Locate all lines with the word "tutti" and copy them out.

SUPPLIED ENTRIES
=====

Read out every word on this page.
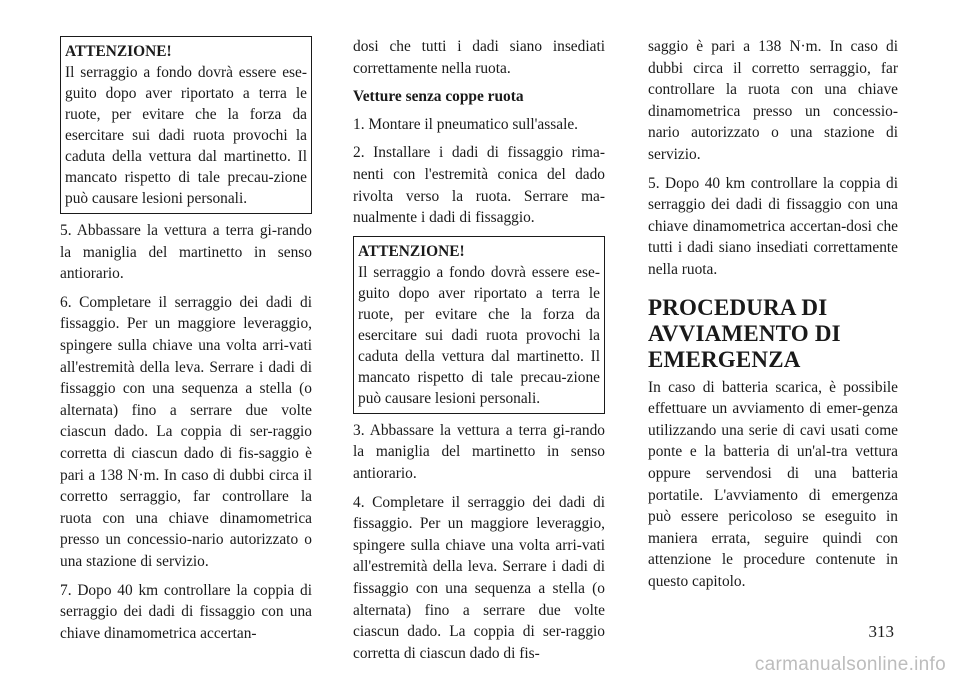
ATTENZIONE!
Il serraggio a fondo dovrà essere ese-guito dopo aver riportato a terra le ruote, per evitare che la forza da esercitare sui dadi ruota provochi la caduta della vettura dal martinetto. Il mancato rispetto di tale precau-zione può causare lesioni personali.

5. Abbassare la vettura a terra gi-rando la maniglia del martinetto in senso antiorario.

6. Completare il serraggio dei dadi di fissaggio. Per un maggiore leveraggio, spingere sulla chiave una volta arri-vati all'estremità della leva. Serrare i dadi di fissaggio con una sequenza a stella (o alternata) fino a serrare due volte ciascun dado. La coppia di ser-raggio corretta di ciascun dado di fis-saggio è pari a 138 N·m. In caso di dubbi circa il corretto serraggio, far controllare la ruota con una chiave dinamometrica presso un concessio-nario autorizzato o una stazione di servizio.

7. Dopo 40 km controllare la coppia di serraggio dei dadi di fissaggio con una chiave dinamometrica accertan-

dosi che tutti i dadi siano insediati correttamente nella ruota.

Vetture senza coppe ruota

1. Montare il pneumatico sull'assale.

2. Installare i dadi di fissaggio rima-nenti con l'estremità conica del dado rivolta verso la ruota. Serrare ma-nualmente i dadi di fissaggio.

ATTENZIONE!
Il serraggio a fondo dovrà essere ese-guito dopo aver riportato a terra le ruote, per evitare che la forza da esercitare sui dadi ruota provochi la caduta della vettura dal martinetto. Il mancato rispetto di tale precau-zione può causare lesioni personali.

3. Abbassare la vettura a terra gi-rando la maniglia del martinetto in senso antiorario.

4. Completare il serraggio dei dadi di fissaggio. Per un maggiore leveraggio, spingere sulla chiave una volta arri-vati all'estremità della leva. Serrare i dadi di fissaggio con una sequenza a stella (o alternata) fino a serrare due volte ciascun dado. La coppia di ser-raggio corretta di ciascun dado di fis-

saggio è pari a 138 N·m. In caso di dubbi circa il corretto serraggio, far controllare la ruota con una chiave dinamometrica presso un concessio-nario autorizzato o una stazione di servizio.

5. Dopo 40 km controllare la coppia di serraggio dei dadi di fissaggio con una chiave dinamometrica accertan-dosi che tutti i dadi siano insediati correttamente nella ruota.

PROCEDURA DI
AVVIAMENTO DI
EMERGENZA

In caso di batteria scarica, è possibile effettuare un avviamento di emer-genza utilizzando una serie di cavi usati come ponte e la batteria di un'al-tra vettura oppure servendosi di una batteria portatile. L'avviamento di emergenza può essere pericoloso se eseguito in maniera errata, seguire quindi con attenzione le procedure contenute in questo capitolo.

313
carmanualsonline.info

=====

CORRECT RESPONSE
dosi che tutti i dadi siano insediati correttamente nella ruota.
5. Dopo 40 km controllare la coppia di serraggio dei dadi di fissaggio con una chiave dinamometrica accertan-dosi che tutti i dadi siano insediati correttamente nella ruota.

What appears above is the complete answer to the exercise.